** Begin Information shown **
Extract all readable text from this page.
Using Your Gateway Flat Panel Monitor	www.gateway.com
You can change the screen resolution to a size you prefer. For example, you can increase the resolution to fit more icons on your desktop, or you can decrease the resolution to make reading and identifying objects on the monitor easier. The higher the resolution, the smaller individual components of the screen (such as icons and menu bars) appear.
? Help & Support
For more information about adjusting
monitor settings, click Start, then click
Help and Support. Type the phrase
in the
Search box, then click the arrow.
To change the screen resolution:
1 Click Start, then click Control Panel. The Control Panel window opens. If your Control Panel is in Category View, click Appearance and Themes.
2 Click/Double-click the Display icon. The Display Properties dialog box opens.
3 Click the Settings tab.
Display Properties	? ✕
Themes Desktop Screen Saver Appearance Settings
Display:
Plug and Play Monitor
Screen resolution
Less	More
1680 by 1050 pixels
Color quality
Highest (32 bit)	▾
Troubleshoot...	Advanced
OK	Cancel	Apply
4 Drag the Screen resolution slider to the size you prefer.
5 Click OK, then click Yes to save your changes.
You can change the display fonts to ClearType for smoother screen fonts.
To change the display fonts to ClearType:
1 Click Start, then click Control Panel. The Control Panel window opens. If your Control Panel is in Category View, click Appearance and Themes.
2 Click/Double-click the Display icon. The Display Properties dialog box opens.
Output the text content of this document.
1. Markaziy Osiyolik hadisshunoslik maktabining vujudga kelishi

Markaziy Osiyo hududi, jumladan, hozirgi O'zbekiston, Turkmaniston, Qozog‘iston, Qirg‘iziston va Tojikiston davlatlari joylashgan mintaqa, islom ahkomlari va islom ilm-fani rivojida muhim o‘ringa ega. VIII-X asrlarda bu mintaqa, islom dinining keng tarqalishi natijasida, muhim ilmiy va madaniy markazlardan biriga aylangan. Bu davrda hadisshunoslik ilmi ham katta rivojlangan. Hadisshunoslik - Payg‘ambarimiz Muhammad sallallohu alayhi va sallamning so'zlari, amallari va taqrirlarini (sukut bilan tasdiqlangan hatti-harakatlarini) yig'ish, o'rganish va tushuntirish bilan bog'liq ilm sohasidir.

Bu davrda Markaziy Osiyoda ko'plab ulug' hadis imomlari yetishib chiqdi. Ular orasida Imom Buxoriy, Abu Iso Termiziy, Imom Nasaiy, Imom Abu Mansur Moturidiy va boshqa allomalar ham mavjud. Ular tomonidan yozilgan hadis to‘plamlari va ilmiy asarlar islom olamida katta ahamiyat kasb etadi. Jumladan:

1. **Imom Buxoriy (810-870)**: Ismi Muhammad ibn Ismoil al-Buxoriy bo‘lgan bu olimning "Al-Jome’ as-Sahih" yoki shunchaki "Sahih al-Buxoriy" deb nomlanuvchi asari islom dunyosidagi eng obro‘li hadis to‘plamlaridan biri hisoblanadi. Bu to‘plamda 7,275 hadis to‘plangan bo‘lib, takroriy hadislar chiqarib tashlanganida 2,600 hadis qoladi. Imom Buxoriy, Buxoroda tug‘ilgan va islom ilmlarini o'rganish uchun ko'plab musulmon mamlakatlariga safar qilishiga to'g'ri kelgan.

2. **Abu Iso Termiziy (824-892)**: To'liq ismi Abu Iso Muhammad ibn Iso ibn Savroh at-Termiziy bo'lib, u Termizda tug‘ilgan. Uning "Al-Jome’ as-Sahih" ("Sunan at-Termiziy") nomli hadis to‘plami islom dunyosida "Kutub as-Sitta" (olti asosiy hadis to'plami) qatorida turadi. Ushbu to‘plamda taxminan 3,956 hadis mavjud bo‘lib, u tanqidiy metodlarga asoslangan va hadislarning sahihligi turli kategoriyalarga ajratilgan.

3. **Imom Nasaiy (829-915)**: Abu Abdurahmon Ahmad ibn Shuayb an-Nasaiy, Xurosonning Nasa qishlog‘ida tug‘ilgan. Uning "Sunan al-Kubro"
** End Information shown **
Output the lines above verbatim and in full.

* Answer to this problem:
Extract all readable text from this page.
Using Your Gateway Flat Panel Monitor	www.gateway.com
You can change the screen resolution to a size you prefer. For example, you can increase the resolution to fit more icons on your desktop, or you can decrease the resolution to make reading and identifying objects on the monitor easier. The higher the resolution, the smaller individual components of the screen (such as icons and menu bars) appear.
? Help & Support
For more information about adjusting
monitor settings, click Start, then click
Help and Support. Type the phrase
in the
Search box, then click the arrow.
To change the screen resolution:
1 Click Start, then click Control Panel. The Control Panel window opens. If your Control Panel is in Category View, click Appearance and Themes.
2 Click/Double-click the Display icon. The Display Properties dialog box opens.
3 Click the Settings tab.
Display Properties	? ✕
Themes Desktop Screen Saver Appearance Settings
Display:
Plug and Play Monitor
Screen resolution
Less	More
1680 by 1050 pixels
Color quality
Highest (32 bit)	▾
Troubleshoot...	Advanced
OK	Cancel	Apply
4 Drag the Screen resolution slider to the size you prefer.
5 Click OK, then click Yes to save your changes.
You can change the display fonts to ClearType for smoother screen fonts.
To change the display fonts to ClearType:
1 Click Start, then click Control Panel. The Control Panel window opens. If your Control Panel is in Category View, click Appearance and Themes.
2 Click/Double-click the Display icon. The Display Properties dialog box opens.
Output the text content of this document.
1. Markaziy Osiyolik hadisshunoslik maktabining vujudga kelishi

Markaziy Osiyo hududi, jumladan, hozirgi O'zbekiston, Turkmaniston, Qozog‘iston, Qirg‘iziston va Tojikiston davlatlari joylashgan mintaqa, islom ahkomlari va islom ilm-fani rivojida muhim o‘ringa ega. VIII-X asrlarda bu mintaqa, islom dinining keng tarqalishi natijasida, muhim ilmiy va madaniy markazlardan biriga aylangan. Bu davrda hadisshunoslik ilmi ham katta rivojlangan. Hadisshunoslik - Payg‘ambarimiz Muhammad sallallohu alayhi va sallamning so'zlari, amallari va taqrirlarini (sukut bilan tasdiqlangan hatti-harakatlarini) yig'ish, o'rganish va tushuntirish bilan bog'liq ilm sohasidir.

Bu davrda Markaziy Osiyoda ko'plab ulug' hadis imomlari yetishib chiqdi. Ular orasida Imom Buxoriy, Abu Iso Termiziy, Imom Nasaiy, Imom Abu Mansur Moturidiy va boshqa allomalar ham mavjud. Ular tomonidan yozilgan hadis to‘plamlari va ilmiy asarlar islom olamida katta ahamiyat kasb etadi. Jumladan:

1. **Imom Buxoriy (810-870)**: Ismi Muhammad ibn Ismoil al-Buxoriy bo‘lgan bu olimning "Al-Jome’ as-Sahih" yoki shunchaki "Sahih al-Buxoriy" deb nomlanuvchi asari islom dunyosidagi eng obro‘li hadis to‘plamlaridan biri hisoblanadi. Bu to‘plamda 7,275 hadis to‘plangan bo‘lib, takroriy hadislar chiqarib tashlanganida 2,600 hadis qoladi. Imom Buxoriy, Buxoroda tug‘ilgan va islom ilmlarini o'rganish uchun ko'plab musulmon mamlakatlariga safar qilishiga to'g'ri kelgan.

2. **Abu Iso Termiziy (824-892)**: To'liq ismi Abu Iso Muhammad ibn Iso ibn Savroh at-Termiziy bo'lib, u Termizda tug‘ilgan. Uning "Al-Jome’ as-Sahih" ("Sunan at-Termiziy") nomli hadis to‘plami islom dunyosida "Kutub as-Sitta" (olti asosiy hadis to'plami) qatorida turadi. Ushbu to‘plamda taxminan 3,956 hadis mavjud bo‘lib, u tanqidiy metodlarga asoslangan va hadislarning sahihligi turli kategoriyalarga ajratilgan.

3. **Imom Nasaiy (829-915)**: Abu Abdurahmon Ahmad ibn Shuayb an-Nasaiy, Xurosonning Nasa qishlog‘ida tug‘ilgan. Uning "Sunan al-Kubro"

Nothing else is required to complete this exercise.